§ **Data for this task**:
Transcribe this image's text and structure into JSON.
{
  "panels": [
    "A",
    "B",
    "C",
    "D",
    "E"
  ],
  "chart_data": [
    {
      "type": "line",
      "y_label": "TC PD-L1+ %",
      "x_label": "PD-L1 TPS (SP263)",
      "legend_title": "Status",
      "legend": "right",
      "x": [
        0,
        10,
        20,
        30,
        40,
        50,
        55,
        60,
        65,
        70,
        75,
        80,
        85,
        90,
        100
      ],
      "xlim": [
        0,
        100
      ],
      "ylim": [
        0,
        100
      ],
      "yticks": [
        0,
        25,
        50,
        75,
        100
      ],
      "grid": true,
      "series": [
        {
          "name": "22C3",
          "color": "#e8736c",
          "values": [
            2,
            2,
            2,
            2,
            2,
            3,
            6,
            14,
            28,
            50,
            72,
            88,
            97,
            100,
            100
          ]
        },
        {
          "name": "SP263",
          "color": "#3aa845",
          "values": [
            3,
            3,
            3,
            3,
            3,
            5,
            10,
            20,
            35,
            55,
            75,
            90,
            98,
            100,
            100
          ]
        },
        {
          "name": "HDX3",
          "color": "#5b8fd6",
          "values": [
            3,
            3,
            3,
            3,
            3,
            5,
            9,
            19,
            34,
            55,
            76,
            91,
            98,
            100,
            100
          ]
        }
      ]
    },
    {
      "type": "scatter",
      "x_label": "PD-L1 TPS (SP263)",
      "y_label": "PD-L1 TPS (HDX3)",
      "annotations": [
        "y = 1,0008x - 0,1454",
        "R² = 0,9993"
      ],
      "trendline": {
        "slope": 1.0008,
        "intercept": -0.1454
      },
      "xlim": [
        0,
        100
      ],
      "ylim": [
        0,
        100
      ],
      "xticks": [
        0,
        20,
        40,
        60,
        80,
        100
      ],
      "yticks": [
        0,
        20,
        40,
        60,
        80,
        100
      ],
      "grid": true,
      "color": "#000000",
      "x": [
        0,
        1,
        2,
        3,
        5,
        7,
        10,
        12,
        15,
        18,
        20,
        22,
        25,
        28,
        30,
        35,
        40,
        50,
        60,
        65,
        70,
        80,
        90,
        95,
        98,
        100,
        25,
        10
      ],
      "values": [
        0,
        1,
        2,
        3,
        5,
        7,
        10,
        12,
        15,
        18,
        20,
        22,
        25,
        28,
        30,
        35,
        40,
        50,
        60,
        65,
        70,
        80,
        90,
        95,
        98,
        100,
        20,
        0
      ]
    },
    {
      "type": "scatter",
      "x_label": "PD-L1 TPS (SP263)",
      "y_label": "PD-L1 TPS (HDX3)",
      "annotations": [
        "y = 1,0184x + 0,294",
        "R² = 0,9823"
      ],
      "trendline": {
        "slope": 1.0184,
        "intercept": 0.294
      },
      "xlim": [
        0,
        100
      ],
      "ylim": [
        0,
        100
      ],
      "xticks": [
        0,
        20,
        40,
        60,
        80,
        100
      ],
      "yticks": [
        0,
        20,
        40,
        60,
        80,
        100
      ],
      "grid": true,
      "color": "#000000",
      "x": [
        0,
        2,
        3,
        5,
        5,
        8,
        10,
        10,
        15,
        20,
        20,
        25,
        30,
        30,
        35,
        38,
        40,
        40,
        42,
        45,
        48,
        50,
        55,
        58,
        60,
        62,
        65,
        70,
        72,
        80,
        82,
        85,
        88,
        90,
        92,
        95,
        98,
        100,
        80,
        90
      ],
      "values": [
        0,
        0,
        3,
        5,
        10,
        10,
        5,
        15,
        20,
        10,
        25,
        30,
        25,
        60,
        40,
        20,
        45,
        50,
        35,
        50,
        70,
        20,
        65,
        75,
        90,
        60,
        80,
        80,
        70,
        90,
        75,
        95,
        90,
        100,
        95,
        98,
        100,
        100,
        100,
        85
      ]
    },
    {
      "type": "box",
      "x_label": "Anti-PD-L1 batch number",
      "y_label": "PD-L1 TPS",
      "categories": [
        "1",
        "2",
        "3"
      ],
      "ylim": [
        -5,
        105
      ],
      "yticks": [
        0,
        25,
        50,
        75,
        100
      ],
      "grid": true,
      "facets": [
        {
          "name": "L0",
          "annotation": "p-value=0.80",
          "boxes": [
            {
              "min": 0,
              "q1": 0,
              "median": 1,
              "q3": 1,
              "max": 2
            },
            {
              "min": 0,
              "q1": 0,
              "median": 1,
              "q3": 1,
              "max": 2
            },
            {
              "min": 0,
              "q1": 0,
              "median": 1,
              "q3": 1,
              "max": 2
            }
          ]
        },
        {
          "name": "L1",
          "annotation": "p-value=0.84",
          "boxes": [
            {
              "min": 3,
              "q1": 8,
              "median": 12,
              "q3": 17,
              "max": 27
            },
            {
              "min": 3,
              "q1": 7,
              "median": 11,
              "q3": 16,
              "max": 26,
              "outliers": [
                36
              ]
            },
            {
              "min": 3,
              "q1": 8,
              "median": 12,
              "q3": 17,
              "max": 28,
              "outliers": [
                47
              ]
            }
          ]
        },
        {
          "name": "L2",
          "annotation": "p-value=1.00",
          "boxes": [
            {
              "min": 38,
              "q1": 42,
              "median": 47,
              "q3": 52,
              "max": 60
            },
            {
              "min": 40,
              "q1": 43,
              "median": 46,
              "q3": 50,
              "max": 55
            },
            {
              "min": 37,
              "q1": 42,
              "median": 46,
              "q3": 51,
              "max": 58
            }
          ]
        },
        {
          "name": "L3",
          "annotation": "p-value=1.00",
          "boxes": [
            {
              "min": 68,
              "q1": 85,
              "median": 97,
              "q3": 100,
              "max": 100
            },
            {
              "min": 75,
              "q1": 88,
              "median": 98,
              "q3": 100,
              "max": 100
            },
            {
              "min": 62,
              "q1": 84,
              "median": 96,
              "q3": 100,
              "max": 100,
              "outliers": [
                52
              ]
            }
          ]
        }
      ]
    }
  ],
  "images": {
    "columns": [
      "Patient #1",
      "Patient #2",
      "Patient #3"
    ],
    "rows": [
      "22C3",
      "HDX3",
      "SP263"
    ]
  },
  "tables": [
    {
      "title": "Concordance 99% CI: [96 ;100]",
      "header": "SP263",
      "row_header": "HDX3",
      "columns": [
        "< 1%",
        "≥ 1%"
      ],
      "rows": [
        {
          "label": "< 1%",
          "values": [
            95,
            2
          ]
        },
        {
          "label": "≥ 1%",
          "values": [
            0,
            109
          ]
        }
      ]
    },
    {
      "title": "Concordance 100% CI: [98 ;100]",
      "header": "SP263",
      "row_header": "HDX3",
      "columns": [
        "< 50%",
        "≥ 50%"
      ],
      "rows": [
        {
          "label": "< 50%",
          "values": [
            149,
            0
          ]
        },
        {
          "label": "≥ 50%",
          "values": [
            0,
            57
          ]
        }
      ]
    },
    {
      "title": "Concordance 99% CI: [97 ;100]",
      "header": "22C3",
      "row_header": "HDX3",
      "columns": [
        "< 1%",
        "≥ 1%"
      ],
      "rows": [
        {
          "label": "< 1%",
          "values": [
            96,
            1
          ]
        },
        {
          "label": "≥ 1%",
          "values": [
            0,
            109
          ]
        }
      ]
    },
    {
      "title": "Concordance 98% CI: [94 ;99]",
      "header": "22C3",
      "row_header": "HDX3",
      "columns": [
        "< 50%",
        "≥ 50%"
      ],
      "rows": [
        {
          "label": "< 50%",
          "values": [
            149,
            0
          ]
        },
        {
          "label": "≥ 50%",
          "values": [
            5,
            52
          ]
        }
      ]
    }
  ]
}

§ **Instruction**:
Extract every entry in the listing word for word.

§ **Result of the task**:
Transcribe this image's text and structure into JSON.
{
  "panels": [
    "A",
    "B",
    "C",
    "D",
    "E"
  ],
  "chart_data": [
    {
      "type": "line",
      "y_label": "TC PD-L1+ %",
      "x_label": "PD-L1 TPS (SP263)",
      "legend_title": "Status",
      "legend": "right",
      "x": [
        0,
        10,
        20,
        30,
        40,
        50,
        55,
        60,
        65,
        70,
        75,
        80,
        85,
        90,
        100
      ],
      "xlim": [
        0,
        100
      ],
      "ylim": [
        0,
        100
      ],
      "yticks": [
        0,
        25,
        50,
        75,
        100
      ],
      "grid": true,
      "series": [
        {
          "name": "22C3",
          "color": "#e8736c",
          "values": [
            2,
            2,
            2,
            2,
            2,
            3,
            6,
            14,
            28,
            50,
            72,
            88,
            97,
            100,
            100
          ]
        },
        {
          "name": "SP263",
          "color": "#3aa845",
          "values": [
            3,
            3,
            3,
            3,
            3,
            5,
            10,
            20,
            35,
            55,
            75,
            90,
            98,
            100,
            100
          ]
        },
        {
          "name": "HDX3",
          "color": "#5b8fd6",
          "values": [
            3,
            3,
            3,
            3,
            3,
            5,
            9,
            19,
            34,
            55,
            76,
            91,
            98,
            100,
            100
          ]
        }
      ]
    },
    {
      "type": "scatter",
      "x_label": "PD-L1 TPS (SP263)",
      "y_label": "PD-L1 TPS (HDX3)",
      "annotations": [
        "y = 1,0008x - 0,1454",
        "R² = 0,9993"
      ],
      "trendline": {
        "slope": 1.0008,
        "intercept": -0.1454
      },
      "xlim": [
        0,
        100
      ],
      "ylim": [
        0,
        100
      ],
      "xticks": [
        0,
        20,
        40,
        60,
        80,
        100
      ],
      "yticks": [
        0,
        20,
        40,
        60,
        80,
        100
      ],
      "grid": true,
      "color": "#000000",
      "x": [
        0,
        1,
        2,
        3,
        5,
        7,
        10,
        12,
        15,
        18,
        20,
        22,
        25,
        28,
        30,
        35,
        40,
        50,
        60,
        65,
        70,
        80,
        90,
        95,
        98,
        100,
        25,
        10
      ],
      "values": [
        0,
        1,
        2,
        3,
        5,
        7,
        10,
        12,
        15,
        18,
        20,
        22,
        25,
        28,
        30,
        35,
        40,
        50,
        60,
        65,
        70,
        80,
        90,
        95,
        98,
        100,
        20,
        0
      ]
    },
    {
      "type": "scatter",
      "x_label": "PD-L1 TPS (SP263)",
      "y_label": "PD-L1 TPS (HDX3)",
      "annotations": [
        "y = 1,0184x + 0,294",
        "R² = 0,9823"
      ],
      "trendline": {
        "slope": 1.0184,
        "intercept": 0.294
      },
      "xlim": [
        0,
        100
      ],
      "ylim": [
        0,
        100
      ],
      "xticks": [
        0,
        20,
        40,
        60,
        80,
        100
      ],
      "yticks": [
        0,
        20,
        40,
        60,
        80,
        100
      ],
      "grid": true,
      "color": "#000000",
      "x": [
        0,
        2,
        3,
        5,
        5,
        8,
        10,
        10,
        15,
        20,
        20,
        25,
        30,
        30,
        35,
        38,
        40,
        40,
        42,
        45,
        48,
        50,
        55,
        58,
        60,
        62,
        65,
        70,
        72,
        80,
        82,
        85,
        88,
        90,
        92,
        95,
        98,
        100,
        80,
        90
      ],
      "values": [
        0,
        0,
        3,
        5,
        10,
        10,
        5,
        15,
        20,
        10,
        25,
        30,
        25,
        60,
        40,
        20,
        45,
        50,
        35,
        50,
        70,
        20,
        65,
        75,
        90,
        60,
        80,
        80,
        70,
        90,
        75,
        95,
        90,
        100,
        95,
        98,
        100,
        100,
        100,
        85
      ]
    },
    {
      "type": "box",
      "x_label": "Anti-PD-L1 batch number",
      "y_label": "PD-L1 TPS",
      "categories": [
        "1",
        "2",
        "3"
      ],
      "ylim": [
        -5,
        105
      ],
      "yticks": [
        0,
        25,
        50,
        75,
        100
      ],
      "grid": true,
      "facets": [
        {
          "name": "L0",
          "annotation": "p-value=0.80",
          "boxes": [
            {
              "min": 0,
              "q1": 0,
              "median": 1,
              "q3": 1,
              "max": 2
            },
            {
              "min": 0,
              "q1": 0,
              "median": 1,
              "q3": 1,
              "max": 2
            },
            {
              "min": 0,
              "q1": 0,
              "median": 1,
              "q3": 1,
              "max": 2
            }
          ]
        },
        {
          "name": "L1",
          "annotation": "p-value=0.84",
          "boxes": [
            {
              "min": 3,
              "q1": 8,
              "median": 12,
              "q3": 17,
              "max": 27
            },
            {
              "min": 3,
              "q1": 7,
              "median": 11,
              "q3": 16,
              "max": 26,
              "outliers": [
                36
              ]
            },
            {
              "min": 3,
              "q1": 8,
              "median": 12,
              "q3": 17,
              "max": 28,
              "outliers": [
                47
              ]
            }
          ]
        },
        {
          "name": "L2",
          "annotation": "p-value=1.00",
          "boxes": [
            {
              "min": 38,
              "q1": 42,
              "median": 47,
              "q3": 52,
              "max": 60
            },
            {
              "min": 40,
              "q1": 43,
              "median": 46,
              "q3": 50,
              "max": 55
            },
            {
              "min": 37,
              "q1": 42,
              "median": 46,
              "q3": 51,
              "max": 58
            }
          ]
        },
        {
          "name": "L3",
          "annotation": "p-value=1.00",
          "boxes": [
            {
              "min": 68,
              "q1": 85,
              "median": 97,
              "q3": 100,
              "max": 100
            },
            {
              "min": 75,
              "q1": 88,
              "median": 98,
              "q3": 100,
              "max": 100
            },
            {
              "min": 62,
              "q1": 84,
              "median": 96,
              "q3": 100,
              "max": 100,
              "outliers": [
                52
              ]
            }
          ]
        }
      ]
    }
  ],
  "images": {
    "columns": [
      "Patient #1",
      "Patient #2",
      "Patient #3"
    ],
    "rows": [
      "22C3",
      "HDX3",
      "SP263"
    ]
  },
  "tables": [
    {
      "title": "Concordance 99% CI: [96 ;100]",
      "header": "SP263",
      "row_header": "HDX3",
      "columns": [
        "< 1%",
        "≥ 1%"
      ],
      "rows": [
        {
          "label": "< 1%",
          "values": [
            95,
            2
          ]
        },
        {
          "label": "≥ 1%",
          "values": [
            0,
            109
          ]
        }
      ]
    },
    {
      "title": "Concordance 100% CI: [98 ;100]",
      "header": "SP263",
      "row_header": "HDX3",
      "columns": [
        "< 50%",
        "≥ 50%"
      ],
      "rows": [
        {
          "label": "< 50%",
          "values": [
            149,
            0
          ]
        },
        {
          "label": "≥ 50%",
          "values": [
            0,
            57
          ]
        }
      ]
    },
    {
      "title": "Concordance 99% CI: [97 ;100]",
      "header": "22C3",
      "row_header": "HDX3",
      "columns": [
        "< 1%",
        "≥ 1%"
      ],
      "rows": [
        {
          "label": "< 1%",
          "values": [
            96,
            1
          ]
        },
        {
          "label": "≥ 1%",
          "values": [
            0,
            109
          ]
        }
      ]
    },
    {
      "title": "Concordance 98% CI: [94 ;99]",
      "header": "22C3",
      "row_header": "HDX3",
      "columns": [
        "< 50%",
        "≥ 50%"
      ],
      "rows": [
        {
          "label": "< 50%",
          "values": [
            149,
            0
          ]
        },
        {
          "label": "≥ 50%",
          "values": [
            5,
            52
          ]
        }
      ]
    }
  ]
}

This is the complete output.